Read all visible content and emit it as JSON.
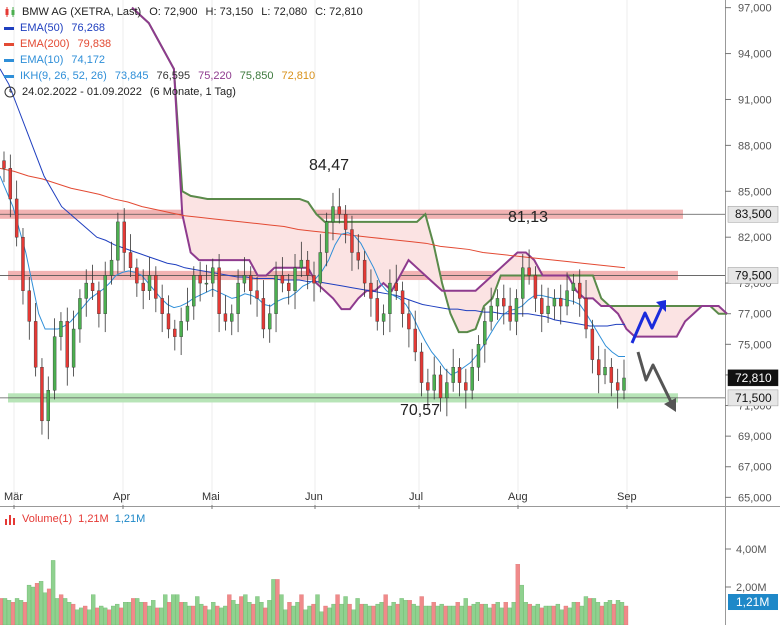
{
  "chart_data": {
    "type": "candlestick",
    "instrument": "BMW AG (XETRA, Last)",
    "ohlc_summary": {
      "O": "O: 72,900",
      "H": "H: 73,150",
      "L": "L: 72,080",
      "C": "C: 72,810"
    },
    "legend": [
      {
        "name": "EMA(50)",
        "values": [
          "76,268"
        ],
        "color": "#1f3fbf"
      },
      {
        "name": "EMA(200)",
        "values": [
          "79,838"
        ],
        "color": "#e34a33"
      },
      {
        "name": "EMA(10)",
        "values": [
          "74,172"
        ],
        "color": "#2f8fd8"
      },
      {
        "name": "IKH(9, 26, 52, 26)",
        "values": [
          "73,845",
          "76,595",
          "75,220",
          "75,850",
          "72,810"
        ],
        "colors": [
          "#2f8fd8",
          "#333333",
          "#8e3b8e",
          "#3d7a3d",
          "#d9911a"
        ],
        "color": "#2f8fd8"
      }
    ],
    "date_range": "24.02.2022 - 01.09.2022",
    "period": "(6 Monate, 1 Tag)",
    "x_labels": [
      "Mär",
      "Apr",
      "Mai",
      "Jun",
      "Jul",
      "Aug",
      "Sep"
    ],
    "y_ticks": [
      "97,000",
      "94,000",
      "91,000",
      "88,000",
      "85,000",
      "82,000",
      "79,000",
      "77,000",
      "75,000",
      "73,000",
      "71,000",
      "69,000",
      "67,000",
      "65,000"
    ],
    "ylim": [
      64.5,
      97.5
    ],
    "price_markers": [
      {
        "label": "83,500",
        "value": 83.5
      },
      {
        "label": "79,500",
        "value": 79.5
      },
      {
        "label": "72,810",
        "value": 72.81
      },
      {
        "label": "71,500",
        "value": 71.5
      }
    ],
    "annotations": [
      "84,47",
      "81,13",
      "70,57"
    ],
    "closes": [
      86.5,
      84.5,
      82.0,
      78.5,
      76.5,
      73.5,
      70.0,
      72.0,
      75.5,
      76.5,
      73.5,
      76.0,
      78.0,
      79.0,
      78.5,
      77.0,
      79.5,
      80.5,
      83.0,
      81.0,
      80.0,
      79.0,
      78.5,
      79.5,
      78.0,
      77.0,
      76.0,
      75.5,
      76.5,
      77.5,
      79.5,
      79.0,
      79.0,
      80.0,
      77.0,
      76.5,
      77.0,
      79.0,
      79.5,
      78.5,
      78.0,
      76.0,
      77.0,
      79.5,
      79.0,
      78.5,
      80.0,
      80.5,
      79.5,
      79.0,
      81.0,
      83.0,
      84.0,
      83.5,
      82.5,
      81.0,
      80.5,
      79.0,
      78.0,
      76.5,
      77.0,
      79.0,
      78.5,
      77.0,
      76.0,
      74.5,
      72.5,
      72.0,
      73.0,
      71.5,
      72.5,
      73.5,
      72.5,
      72.0,
      73.5,
      75.0,
      76.5,
      77.5,
      78.0,
      77.5,
      76.5,
      78.0,
      80.0,
      79.5,
      78.0,
      77.0,
      77.5,
      78.0,
      77.5,
      78.5,
      79.0,
      78.0,
      76.0,
      74.0,
      73.0,
      73.5,
      72.5,
      72.0,
      72.8
    ],
    "ema10": [
      86.0,
      85.0,
      84.0,
      82.5,
      81.0,
      79.0,
      77.0,
      76.0,
      76.0,
      76.0,
      76.2,
      76.5,
      77.0,
      77.5,
      78.0,
      78.3,
      78.6,
      79.0,
      79.5,
      79.7,
      79.8,
      79.7,
      79.5,
      79.0,
      78.5,
      78.0,
      77.6,
      77.4,
      77.5,
      77.7,
      78.0,
      78.2,
      78.4,
      78.6,
      78.4,
      78.2,
      78.0,
      78.1,
      78.3,
      78.2,
      78.0,
      77.6,
      77.5,
      77.8,
      78.0,
      78.1,
      78.4,
      78.8,
      79.0,
      79.3,
      79.8,
      80.5,
      81.5,
      82.2,
      82.3,
      82.1,
      81.6,
      80.8,
      80.0,
      79.0,
      78.5,
      78.2,
      78.0,
      77.6,
      76.9,
      76.0,
      75.2,
      74.5,
      74.0,
      73.4,
      73.0,
      73.2,
      73.5,
      73.8,
      74.3,
      74.9,
      75.6,
      76.3,
      76.9,
      77.2,
      77.3,
      77.5,
      77.9,
      78.2,
      78.2,
      78.1,
      78.0,
      78.0,
      77.9,
      77.8,
      77.6,
      77.0,
      76.3,
      75.6,
      74.9,
      74.5,
      74.2,
      74.2
    ],
    "ema50": [
      93.0,
      92.0,
      90.5,
      89.0,
      87.5,
      86.0,
      85.0,
      84.0,
      83.5,
      83.0,
      82.5,
      82.0,
      81.8,
      81.5,
      81.3,
      81.1,
      80.9,
      80.7,
      80.5,
      80.3,
      80.2,
      80.0,
      79.9,
      79.8,
      79.7,
      79.6,
      79.5,
      79.4,
      79.4,
      79.3,
      79.3,
      79.3,
      79.2,
      79.2,
      79.2,
      79.1,
      79.1,
      79.0,
      78.9,
      78.8,
      78.7,
      78.6,
      78.5,
      78.4,
      78.3,
      78.2,
      78.0,
      77.8,
      77.6,
      77.5,
      77.4,
      77.3,
      77.3,
      77.2,
      77.2,
      77.1,
      77.1,
      77.0,
      77.0,
      77.0,
      77.0,
      76.9,
      76.8,
      76.6,
      76.5,
      76.4,
      76.3,
      76.2,
      76.2,
      76.2,
      76.3,
      76.3
    ],
    "ema200": [
      86.5,
      86.3,
      86.0,
      85.8,
      85.5,
      85.2,
      85.0,
      84.8,
      84.5,
      84.3,
      84.0,
      83.8,
      83.6,
      83.4,
      83.3,
      83.2,
      83.1,
      83.0,
      82.9,
      82.8,
      82.7,
      82.5,
      82.4,
      82.3,
      82.2,
      82.1,
      82.0,
      81.9,
      81.8,
      81.7,
      81.6,
      81.4,
      81.3,
      81.2,
      81.0,
      80.9,
      80.8,
      80.7,
      80.6,
      80.5,
      80.4,
      80.3,
      80.2,
      80.1,
      80.0
    ],
    "kumo_senkou_a": [
      97.0,
      96.5,
      96.0,
      95.0,
      94.0,
      93.0,
      85.0,
      84.7,
      84.6,
      84.5,
      84.5,
      84.5,
      84.5,
      84.5,
      84.5,
      84.5,
      84.5,
      84.5,
      84.5,
      84.5,
      84.5,
      84.3,
      83.5,
      83.0,
      83.0,
      83.0,
      83.0,
      83.0,
      83.0,
      83.0,
      83.0,
      83.0,
      83.0,
      83.0,
      83.0,
      83.5,
      81.5,
      79.0,
      77.0,
      75.8,
      75.8,
      76.0,
      77.5,
      78.0,
      79.5,
      79.5,
      79.5,
      79.5,
      79.5,
      79.5,
      79.5,
      79.5,
      79.5,
      79.5,
      79.5,
      79.5,
      78.0,
      77.5,
      77.5,
      77.5,
      77.5,
      77.5,
      77.5,
      77.5,
      77.5,
      77.5,
      77.5,
      77.5,
      77.5,
      77.5,
      77.0,
      77.0
    ],
    "kumo_senkou_b": [
      97.0,
      96.5,
      96.0,
      95.0,
      94.0,
      93.0,
      83.5,
      81.0,
      80.5,
      80.5,
      80.5,
      80.5,
      80.5,
      80.5,
      80.5,
      79.5,
      79.5,
      80.0,
      80.0,
      80.0,
      80.0,
      80.0,
      79.0,
      78.5,
      78.0,
      77.3,
      77.3,
      78.0,
      78.5,
      78.5,
      79.0,
      78.5,
      79.5,
      80.5,
      80.0,
      79.5,
      79.0,
      78.5,
      78.5,
      78.5,
      78.5,
      78.5,
      79.0,
      79.5,
      80.0,
      80.5,
      81.0,
      81.0,
      80.5,
      79.5,
      79.5,
      79.5,
      79.5,
      78.5,
      78.0,
      78.0,
      77.5,
      77.5,
      77.0,
      76.0,
      75.5,
      75.5,
      75.5,
      75.5,
      75.5,
      75.5,
      76.5,
      77.0,
      77.5,
      77.5,
      77.5,
      77.0
    ],
    "volume_title": "Volume(1)",
    "volume_values": [
      "1,21M",
      "1,21M"
    ],
    "volume_ticks": [
      "4,00M",
      "2,00M"
    ],
    "volume_last": "1,21M",
    "volume_ylim": [
      0,
      5.0
    ],
    "volumes": [
      1.4,
      1.4,
      1.3,
      1.2,
      1.4,
      1.3,
      1.2,
      2.1,
      2.0,
      2.2,
      2.3,
      1.7,
      1.9,
      3.4,
      1.4,
      1.6,
      1.4,
      1.2,
      1.1,
      0.8,
      0.9,
      1.0,
      0.8,
      1.6,
      0.9,
      1.0,
      0.9,
      0.8,
      1.0,
      1.1,
      0.9,
      1.2,
      1.2,
      1.4,
      1.4,
      1.2,
      1.2,
      1.0,
      1.3,
      0.9,
      0.9,
      1.6,
      1.2,
      1.6,
      1.6,
      1.2,
      1.2,
      1.0,
      1.0,
      1.5,
      1.1,
      1.0,
      0.8,
      1.2,
      1.0,
      0.9,
      1.0,
      1.6,
      1.3,
      1.1,
      1.5,
      1.6,
      1.2,
      1.1,
      1.5,
      1.2,
      0.9,
      1.3,
      2.4,
      2.4,
      1.6,
      0.8,
      1.2,
      1.0,
      1.2,
      1.6,
      0.8,
      1.0,
      1.1,
      1.6,
      0.7,
      1.0,
      0.9,
      1.1,
      1.6,
      1.1,
      1.5,
      1.1,
      0.8,
      1.4,
      1.1,
      1.1,
      1.0,
      1.0,
      1.1,
      1.2,
      1.6,
      1.0,
      1.2,
      1.1,
      1.4,
      1.3,
      1.3,
      1.1,
      1.0,
      1.5,
      1.0,
      1.0,
      1.2,
      1.0,
      1.1,
      1.0,
      1.0,
      1.0,
      1.2,
      1.0,
      1.4,
      1.0,
      1.1,
      1.2,
      1.1,
      1.1,
      0.9,
      1.1,
      1.2,
      0.9,
      1.2,
      0.9,
      1.2,
      3.2,
      2.1,
      1.2,
      1.1,
      1.0,
      1.1,
      0.9,
      1.0,
      1.0,
      1.0,
      1.1,
      0.8,
      1.0,
      0.9,
      1.2,
      1.2,
      1.0,
      1.5,
      1.4,
      1.4,
      1.2,
      1.0,
      1.2,
      1.3,
      1.1,
      1.3,
      1.2,
      1.0
    ],
    "colors": {
      "up": "#4caf50",
      "down": "#e53935",
      "vol_up": "#8fd18f",
      "vol_down": "#f08a8a",
      "res_band": "#f2b3b3",
      "sup_band": "#b7e4b7",
      "kumo_fill": "#fbe3e3",
      "up_arrow": "#1a2bdc",
      "down_arrow": "#555555",
      "label_dark": "#111111",
      "label_blue": "#1e88c8"
    }
  }
}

-------------------------

**Work instructions**:
Scan the data above and copy every line with "name" in it.

**Written reply**:
        "name": "EMA(50)",
        "name": "EMA(200)",
        "name": "EMA(10)",
        "name": "IKH(9, 26, 52, 26)",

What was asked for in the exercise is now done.